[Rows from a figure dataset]
•••

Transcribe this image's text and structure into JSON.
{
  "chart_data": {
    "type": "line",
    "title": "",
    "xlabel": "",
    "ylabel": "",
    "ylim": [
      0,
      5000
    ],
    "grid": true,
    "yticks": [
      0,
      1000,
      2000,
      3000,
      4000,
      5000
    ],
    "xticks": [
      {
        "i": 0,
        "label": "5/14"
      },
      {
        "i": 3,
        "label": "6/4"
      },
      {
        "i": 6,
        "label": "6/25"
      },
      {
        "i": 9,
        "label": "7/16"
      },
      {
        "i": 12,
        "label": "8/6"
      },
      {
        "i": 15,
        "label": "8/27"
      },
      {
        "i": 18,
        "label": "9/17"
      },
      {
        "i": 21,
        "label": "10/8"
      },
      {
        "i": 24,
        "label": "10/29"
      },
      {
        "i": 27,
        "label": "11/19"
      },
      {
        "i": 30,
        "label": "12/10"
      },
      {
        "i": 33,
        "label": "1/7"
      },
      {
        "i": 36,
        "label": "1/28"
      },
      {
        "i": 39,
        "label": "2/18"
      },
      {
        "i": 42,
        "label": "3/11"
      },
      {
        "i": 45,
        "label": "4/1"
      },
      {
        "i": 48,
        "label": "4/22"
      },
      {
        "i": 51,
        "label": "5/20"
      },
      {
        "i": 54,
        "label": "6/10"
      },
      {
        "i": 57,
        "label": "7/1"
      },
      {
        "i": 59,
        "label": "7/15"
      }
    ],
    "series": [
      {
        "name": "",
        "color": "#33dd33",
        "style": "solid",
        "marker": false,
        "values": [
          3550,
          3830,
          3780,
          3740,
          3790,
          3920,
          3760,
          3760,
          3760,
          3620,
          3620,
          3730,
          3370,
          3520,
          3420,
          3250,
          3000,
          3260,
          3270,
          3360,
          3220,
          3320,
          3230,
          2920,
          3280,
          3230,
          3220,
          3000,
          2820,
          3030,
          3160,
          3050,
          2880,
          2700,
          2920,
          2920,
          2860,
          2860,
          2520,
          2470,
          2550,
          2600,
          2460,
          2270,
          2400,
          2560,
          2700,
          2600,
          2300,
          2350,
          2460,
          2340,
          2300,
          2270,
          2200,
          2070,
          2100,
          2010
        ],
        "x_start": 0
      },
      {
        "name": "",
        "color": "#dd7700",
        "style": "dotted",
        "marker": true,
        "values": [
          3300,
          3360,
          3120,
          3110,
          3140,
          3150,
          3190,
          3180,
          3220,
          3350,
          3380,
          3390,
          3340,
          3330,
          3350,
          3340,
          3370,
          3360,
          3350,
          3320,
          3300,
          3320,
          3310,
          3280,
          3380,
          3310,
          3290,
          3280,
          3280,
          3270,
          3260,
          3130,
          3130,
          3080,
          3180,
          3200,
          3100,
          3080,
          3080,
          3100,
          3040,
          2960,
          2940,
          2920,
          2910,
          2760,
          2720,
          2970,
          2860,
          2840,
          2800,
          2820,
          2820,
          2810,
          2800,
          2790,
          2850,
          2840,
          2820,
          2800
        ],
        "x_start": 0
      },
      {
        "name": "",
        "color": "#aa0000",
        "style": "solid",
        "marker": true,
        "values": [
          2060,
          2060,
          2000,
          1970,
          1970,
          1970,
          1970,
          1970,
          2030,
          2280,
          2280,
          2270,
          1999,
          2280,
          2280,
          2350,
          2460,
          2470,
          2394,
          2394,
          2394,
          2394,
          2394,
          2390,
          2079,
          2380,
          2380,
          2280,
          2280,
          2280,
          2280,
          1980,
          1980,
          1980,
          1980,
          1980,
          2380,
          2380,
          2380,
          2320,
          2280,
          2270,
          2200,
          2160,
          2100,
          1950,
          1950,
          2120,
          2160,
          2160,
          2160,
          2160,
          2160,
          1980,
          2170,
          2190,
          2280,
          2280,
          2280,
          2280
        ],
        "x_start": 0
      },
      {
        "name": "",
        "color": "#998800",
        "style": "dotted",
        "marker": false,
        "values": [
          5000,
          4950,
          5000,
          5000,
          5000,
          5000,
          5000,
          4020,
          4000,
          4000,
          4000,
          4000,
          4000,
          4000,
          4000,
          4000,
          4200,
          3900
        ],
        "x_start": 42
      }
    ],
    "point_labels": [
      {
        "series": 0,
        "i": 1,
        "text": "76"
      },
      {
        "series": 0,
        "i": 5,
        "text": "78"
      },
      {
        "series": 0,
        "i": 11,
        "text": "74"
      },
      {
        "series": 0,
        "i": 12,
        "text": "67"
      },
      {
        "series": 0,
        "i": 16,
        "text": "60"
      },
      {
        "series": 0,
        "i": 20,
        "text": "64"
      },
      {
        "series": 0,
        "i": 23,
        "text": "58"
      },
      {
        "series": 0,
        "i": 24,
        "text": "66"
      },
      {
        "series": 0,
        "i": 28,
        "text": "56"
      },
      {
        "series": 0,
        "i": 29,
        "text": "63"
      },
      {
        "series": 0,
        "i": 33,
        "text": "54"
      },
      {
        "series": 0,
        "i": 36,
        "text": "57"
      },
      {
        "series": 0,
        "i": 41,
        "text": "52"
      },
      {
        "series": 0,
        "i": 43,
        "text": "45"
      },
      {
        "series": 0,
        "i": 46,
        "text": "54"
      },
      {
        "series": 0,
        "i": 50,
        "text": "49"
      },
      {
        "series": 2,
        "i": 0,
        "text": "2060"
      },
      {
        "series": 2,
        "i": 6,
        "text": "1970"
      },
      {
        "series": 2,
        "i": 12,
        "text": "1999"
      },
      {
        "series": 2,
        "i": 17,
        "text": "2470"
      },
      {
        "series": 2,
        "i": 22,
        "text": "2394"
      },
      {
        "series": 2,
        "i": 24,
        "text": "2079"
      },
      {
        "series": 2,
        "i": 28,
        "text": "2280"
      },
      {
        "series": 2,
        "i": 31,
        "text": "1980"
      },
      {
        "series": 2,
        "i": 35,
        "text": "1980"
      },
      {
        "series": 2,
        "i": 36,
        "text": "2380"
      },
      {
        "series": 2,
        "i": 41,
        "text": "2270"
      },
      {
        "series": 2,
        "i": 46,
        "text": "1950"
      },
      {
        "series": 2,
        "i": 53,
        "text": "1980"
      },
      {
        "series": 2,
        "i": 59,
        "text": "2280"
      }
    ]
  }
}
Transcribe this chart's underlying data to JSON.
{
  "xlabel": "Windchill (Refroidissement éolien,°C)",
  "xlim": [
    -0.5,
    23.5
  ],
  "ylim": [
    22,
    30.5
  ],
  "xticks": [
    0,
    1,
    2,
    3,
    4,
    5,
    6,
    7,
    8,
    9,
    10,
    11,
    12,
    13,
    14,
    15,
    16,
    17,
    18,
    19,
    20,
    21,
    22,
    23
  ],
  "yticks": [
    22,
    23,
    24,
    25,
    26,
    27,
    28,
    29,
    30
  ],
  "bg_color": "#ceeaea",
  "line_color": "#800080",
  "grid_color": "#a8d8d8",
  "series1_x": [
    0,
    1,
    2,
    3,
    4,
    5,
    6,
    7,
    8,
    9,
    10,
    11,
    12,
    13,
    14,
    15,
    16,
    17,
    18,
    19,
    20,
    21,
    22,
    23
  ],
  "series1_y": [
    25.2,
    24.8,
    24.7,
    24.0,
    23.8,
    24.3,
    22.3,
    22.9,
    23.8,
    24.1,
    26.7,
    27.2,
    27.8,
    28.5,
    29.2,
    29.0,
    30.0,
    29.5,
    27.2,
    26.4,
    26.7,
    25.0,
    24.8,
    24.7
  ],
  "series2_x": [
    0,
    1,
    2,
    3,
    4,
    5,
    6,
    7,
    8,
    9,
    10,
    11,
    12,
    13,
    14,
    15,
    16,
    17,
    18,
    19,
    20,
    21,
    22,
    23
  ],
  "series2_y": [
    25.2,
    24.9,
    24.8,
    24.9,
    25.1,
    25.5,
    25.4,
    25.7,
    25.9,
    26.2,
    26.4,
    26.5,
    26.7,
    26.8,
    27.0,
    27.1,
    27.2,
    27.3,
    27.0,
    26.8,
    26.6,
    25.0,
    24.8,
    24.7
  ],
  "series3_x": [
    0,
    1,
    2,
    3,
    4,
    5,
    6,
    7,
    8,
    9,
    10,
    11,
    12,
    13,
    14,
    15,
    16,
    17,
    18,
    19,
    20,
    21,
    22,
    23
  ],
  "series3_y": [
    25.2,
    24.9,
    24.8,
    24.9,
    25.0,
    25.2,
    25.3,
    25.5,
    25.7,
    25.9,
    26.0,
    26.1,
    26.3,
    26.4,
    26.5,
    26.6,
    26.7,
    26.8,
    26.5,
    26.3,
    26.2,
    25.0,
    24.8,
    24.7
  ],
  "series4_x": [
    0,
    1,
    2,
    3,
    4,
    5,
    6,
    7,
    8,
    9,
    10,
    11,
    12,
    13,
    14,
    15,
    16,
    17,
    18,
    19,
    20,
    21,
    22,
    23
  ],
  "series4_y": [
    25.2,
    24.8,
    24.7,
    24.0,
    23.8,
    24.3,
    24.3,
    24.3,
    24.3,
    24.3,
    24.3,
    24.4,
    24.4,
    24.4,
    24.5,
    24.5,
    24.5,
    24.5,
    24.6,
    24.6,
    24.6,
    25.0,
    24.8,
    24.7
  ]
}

•••

_PROBLEM DESCRIPTION:_
Gather each line that holds "JSON".

_ANSWER IN FULL:_
Transcribe this image's text and structure into JSON.
Transcribe this chart's underlying data to JSON.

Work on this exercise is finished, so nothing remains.